#### THE REQUEST:
Of the lines in the listing, how many include the string "Writing"? Write the number and nothing else.

#### RECORDS SUPPLIED:
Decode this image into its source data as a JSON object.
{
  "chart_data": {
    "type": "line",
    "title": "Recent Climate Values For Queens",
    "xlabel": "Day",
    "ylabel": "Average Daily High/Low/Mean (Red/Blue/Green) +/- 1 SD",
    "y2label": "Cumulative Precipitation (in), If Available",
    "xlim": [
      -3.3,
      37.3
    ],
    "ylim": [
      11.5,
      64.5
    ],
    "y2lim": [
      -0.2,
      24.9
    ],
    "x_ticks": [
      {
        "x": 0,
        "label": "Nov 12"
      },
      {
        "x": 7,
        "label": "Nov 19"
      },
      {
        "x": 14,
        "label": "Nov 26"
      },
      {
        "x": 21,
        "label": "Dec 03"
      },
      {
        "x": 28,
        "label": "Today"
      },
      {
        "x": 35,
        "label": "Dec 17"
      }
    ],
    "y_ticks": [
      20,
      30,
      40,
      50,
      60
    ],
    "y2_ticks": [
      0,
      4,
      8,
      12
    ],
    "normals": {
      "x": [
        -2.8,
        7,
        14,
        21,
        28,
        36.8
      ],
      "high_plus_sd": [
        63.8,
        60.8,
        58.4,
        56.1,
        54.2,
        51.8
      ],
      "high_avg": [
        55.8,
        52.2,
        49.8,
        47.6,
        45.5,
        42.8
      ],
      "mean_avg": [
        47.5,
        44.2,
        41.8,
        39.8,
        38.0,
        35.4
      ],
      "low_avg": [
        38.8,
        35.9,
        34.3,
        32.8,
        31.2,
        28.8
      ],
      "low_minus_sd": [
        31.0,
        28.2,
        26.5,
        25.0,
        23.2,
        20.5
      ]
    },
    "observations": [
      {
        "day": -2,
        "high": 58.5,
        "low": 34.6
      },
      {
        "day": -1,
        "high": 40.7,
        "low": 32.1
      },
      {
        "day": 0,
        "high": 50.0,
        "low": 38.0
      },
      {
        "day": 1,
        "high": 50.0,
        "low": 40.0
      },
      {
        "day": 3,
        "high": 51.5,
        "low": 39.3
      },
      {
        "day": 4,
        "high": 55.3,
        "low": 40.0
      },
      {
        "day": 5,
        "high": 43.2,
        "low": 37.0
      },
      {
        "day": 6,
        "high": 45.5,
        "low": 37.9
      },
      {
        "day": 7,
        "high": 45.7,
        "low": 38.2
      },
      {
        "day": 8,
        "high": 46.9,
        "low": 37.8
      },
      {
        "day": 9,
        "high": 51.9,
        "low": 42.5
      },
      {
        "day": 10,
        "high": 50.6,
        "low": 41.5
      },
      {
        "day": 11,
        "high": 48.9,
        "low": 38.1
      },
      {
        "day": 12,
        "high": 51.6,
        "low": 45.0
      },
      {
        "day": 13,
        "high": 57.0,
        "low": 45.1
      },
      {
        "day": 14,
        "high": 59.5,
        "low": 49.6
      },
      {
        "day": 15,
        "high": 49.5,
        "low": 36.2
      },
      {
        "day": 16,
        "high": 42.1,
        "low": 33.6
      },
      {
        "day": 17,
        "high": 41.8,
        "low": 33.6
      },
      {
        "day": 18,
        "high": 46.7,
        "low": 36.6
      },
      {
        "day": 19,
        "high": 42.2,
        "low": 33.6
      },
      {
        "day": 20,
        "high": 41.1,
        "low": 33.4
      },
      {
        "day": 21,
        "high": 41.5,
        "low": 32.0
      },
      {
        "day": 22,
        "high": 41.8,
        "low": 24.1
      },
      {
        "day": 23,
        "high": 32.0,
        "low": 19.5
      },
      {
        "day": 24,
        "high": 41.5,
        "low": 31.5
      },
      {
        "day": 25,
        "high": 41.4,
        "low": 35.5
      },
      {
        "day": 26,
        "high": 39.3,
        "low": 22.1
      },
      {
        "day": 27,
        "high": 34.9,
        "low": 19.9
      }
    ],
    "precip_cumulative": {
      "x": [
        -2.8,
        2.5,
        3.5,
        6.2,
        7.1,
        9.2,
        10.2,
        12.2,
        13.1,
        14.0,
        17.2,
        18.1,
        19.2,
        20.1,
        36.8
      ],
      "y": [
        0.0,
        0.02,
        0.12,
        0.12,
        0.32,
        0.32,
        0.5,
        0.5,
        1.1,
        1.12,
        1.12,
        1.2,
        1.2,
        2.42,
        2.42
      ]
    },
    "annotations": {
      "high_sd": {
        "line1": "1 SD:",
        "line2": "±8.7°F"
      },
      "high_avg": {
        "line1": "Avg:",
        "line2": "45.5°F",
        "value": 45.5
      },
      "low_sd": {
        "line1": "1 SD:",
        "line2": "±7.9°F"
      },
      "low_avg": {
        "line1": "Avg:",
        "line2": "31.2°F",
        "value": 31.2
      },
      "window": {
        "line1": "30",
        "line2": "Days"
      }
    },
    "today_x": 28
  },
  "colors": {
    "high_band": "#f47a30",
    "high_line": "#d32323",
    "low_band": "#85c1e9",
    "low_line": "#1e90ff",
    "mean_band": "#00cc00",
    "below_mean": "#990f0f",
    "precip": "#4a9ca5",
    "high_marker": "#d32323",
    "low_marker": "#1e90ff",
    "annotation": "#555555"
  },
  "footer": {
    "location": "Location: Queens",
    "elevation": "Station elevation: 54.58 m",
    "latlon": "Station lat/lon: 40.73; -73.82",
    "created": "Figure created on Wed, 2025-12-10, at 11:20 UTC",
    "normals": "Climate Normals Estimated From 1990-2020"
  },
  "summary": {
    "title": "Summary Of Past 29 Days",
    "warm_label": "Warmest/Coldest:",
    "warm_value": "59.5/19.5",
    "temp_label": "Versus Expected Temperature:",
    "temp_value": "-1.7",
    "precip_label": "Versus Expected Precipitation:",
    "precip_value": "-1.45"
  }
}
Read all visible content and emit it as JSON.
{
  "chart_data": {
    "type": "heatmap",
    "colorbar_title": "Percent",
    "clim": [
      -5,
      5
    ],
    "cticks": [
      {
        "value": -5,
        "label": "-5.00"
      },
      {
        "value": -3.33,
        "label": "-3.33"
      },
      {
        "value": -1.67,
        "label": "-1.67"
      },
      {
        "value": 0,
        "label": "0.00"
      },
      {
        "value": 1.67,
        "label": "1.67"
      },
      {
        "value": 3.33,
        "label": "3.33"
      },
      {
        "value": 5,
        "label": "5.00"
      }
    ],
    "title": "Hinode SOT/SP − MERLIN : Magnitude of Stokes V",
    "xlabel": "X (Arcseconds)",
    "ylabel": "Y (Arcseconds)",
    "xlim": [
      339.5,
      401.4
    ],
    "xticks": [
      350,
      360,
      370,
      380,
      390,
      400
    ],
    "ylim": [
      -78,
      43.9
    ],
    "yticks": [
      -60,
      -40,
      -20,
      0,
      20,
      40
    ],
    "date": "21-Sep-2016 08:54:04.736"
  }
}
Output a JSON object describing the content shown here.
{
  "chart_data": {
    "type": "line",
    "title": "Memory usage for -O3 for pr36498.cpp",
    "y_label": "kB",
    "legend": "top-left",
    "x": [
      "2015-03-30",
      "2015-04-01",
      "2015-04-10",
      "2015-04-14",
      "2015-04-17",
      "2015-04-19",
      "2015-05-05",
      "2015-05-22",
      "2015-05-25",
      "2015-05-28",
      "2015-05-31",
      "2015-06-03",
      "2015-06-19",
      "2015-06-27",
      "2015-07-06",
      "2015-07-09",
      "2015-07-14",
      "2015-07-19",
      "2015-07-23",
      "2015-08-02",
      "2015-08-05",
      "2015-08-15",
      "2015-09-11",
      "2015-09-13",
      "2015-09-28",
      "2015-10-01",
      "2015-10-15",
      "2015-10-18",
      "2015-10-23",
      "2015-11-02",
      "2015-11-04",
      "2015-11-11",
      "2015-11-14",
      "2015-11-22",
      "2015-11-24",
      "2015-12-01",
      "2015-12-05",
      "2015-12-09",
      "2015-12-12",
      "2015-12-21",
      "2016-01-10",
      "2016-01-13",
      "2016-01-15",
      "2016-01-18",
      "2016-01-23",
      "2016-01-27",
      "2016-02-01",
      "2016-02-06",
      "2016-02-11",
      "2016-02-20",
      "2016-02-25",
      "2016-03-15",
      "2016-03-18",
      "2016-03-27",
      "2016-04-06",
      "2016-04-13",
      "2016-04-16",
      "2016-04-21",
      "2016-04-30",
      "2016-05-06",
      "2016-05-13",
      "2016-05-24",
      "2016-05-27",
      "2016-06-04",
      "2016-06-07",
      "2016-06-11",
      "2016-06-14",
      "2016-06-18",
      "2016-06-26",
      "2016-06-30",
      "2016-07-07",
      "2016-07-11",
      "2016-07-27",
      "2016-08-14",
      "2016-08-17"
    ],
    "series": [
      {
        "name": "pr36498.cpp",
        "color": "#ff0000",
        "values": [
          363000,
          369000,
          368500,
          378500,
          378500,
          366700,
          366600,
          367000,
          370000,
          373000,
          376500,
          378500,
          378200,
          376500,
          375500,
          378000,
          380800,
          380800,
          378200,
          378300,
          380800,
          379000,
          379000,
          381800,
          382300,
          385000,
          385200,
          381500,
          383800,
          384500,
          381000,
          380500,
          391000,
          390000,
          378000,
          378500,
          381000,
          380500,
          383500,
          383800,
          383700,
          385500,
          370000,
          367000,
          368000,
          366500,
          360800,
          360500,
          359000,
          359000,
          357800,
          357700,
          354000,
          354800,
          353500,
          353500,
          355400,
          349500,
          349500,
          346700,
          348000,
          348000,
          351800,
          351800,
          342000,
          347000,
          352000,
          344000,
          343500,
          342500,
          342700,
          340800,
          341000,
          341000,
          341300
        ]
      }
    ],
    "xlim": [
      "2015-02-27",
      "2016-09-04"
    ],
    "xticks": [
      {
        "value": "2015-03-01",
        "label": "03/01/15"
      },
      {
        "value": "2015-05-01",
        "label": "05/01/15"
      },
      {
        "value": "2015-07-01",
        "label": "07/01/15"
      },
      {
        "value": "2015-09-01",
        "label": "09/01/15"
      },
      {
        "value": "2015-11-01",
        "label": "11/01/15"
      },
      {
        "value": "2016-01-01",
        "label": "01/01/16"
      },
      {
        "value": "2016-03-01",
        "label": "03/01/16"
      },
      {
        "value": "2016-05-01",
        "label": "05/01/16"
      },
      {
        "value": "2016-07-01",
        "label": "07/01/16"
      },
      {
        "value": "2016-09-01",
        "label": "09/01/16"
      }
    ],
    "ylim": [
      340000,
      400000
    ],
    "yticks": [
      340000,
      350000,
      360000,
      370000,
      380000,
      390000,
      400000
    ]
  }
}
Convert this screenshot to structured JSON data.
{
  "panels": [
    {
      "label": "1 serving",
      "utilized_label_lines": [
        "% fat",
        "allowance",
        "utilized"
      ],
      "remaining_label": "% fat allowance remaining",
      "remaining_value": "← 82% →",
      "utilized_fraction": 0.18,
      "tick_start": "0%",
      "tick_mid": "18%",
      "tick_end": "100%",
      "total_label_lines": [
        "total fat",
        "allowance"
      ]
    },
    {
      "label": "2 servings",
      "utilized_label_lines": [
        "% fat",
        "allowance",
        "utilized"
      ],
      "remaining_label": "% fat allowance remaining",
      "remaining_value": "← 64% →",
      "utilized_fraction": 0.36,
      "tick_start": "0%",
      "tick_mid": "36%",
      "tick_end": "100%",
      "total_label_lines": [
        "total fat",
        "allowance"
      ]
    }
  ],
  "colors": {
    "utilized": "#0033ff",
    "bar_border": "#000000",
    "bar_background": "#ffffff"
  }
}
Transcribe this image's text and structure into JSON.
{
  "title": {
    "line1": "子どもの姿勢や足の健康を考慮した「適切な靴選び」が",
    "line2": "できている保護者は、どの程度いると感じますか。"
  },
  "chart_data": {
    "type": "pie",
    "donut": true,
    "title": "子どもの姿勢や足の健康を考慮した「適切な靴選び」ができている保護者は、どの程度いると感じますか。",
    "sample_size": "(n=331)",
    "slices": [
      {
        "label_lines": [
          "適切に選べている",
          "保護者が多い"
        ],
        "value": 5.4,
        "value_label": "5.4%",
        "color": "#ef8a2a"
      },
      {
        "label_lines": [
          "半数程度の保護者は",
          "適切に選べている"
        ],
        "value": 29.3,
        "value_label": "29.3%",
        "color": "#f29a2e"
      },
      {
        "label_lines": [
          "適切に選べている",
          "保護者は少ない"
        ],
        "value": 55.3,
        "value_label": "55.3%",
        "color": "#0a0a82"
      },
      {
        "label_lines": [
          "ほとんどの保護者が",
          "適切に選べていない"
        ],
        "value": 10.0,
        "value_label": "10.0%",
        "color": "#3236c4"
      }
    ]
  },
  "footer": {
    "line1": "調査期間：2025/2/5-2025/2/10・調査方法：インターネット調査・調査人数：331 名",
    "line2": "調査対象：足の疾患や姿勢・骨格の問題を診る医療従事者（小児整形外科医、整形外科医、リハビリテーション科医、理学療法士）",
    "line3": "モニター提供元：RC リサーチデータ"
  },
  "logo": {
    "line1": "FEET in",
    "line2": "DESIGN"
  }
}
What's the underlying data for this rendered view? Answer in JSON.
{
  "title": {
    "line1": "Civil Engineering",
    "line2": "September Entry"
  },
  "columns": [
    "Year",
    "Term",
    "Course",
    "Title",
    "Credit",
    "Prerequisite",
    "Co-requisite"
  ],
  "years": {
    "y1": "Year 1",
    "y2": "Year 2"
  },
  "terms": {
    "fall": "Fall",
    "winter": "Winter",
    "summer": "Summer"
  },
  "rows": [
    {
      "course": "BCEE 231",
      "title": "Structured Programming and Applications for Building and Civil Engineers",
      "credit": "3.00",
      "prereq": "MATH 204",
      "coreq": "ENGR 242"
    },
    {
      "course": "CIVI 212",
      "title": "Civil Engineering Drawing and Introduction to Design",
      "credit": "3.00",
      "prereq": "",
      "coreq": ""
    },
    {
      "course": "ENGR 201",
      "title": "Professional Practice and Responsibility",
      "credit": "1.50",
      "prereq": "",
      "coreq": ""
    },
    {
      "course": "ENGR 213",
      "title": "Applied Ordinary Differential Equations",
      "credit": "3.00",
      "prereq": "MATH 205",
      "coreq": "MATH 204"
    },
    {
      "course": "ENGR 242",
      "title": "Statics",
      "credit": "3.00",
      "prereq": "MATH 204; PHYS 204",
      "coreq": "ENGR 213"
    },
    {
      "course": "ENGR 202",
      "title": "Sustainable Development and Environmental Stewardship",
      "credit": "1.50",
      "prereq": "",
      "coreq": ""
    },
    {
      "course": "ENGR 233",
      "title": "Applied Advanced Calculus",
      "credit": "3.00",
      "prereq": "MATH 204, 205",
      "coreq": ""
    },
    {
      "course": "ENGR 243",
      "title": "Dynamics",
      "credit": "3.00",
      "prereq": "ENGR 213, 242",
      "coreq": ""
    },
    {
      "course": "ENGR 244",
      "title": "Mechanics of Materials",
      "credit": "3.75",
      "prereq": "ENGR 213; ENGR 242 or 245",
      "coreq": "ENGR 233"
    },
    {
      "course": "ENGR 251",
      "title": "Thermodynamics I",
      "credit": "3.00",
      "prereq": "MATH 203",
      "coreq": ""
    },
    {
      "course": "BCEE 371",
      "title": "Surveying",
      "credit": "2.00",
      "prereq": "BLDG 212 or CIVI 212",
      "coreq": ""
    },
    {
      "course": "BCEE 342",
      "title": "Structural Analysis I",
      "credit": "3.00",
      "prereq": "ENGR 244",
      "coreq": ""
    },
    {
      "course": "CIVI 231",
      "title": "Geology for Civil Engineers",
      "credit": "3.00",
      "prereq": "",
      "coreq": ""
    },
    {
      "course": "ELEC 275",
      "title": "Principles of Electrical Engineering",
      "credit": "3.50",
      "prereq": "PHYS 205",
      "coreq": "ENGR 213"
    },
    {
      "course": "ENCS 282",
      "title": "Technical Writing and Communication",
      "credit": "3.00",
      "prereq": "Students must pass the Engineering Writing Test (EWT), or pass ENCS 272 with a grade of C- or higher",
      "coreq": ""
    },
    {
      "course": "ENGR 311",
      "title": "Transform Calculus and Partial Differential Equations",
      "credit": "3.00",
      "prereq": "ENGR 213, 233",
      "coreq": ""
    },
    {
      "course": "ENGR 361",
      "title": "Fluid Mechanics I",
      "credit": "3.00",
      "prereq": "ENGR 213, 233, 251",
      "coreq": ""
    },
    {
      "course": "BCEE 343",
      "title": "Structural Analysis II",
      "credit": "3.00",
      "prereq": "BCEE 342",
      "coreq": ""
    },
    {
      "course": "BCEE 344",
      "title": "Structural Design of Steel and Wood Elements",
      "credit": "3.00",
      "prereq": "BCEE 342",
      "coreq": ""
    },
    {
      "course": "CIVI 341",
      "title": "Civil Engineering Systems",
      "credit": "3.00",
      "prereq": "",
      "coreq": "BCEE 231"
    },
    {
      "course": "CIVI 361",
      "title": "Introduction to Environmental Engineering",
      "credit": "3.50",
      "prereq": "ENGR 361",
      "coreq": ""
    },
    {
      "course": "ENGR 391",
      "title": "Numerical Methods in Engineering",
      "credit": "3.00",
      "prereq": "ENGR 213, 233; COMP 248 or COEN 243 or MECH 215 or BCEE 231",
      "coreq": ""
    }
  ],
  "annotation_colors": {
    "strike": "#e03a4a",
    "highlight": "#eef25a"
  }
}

#### WRITTEN ANSWER:
2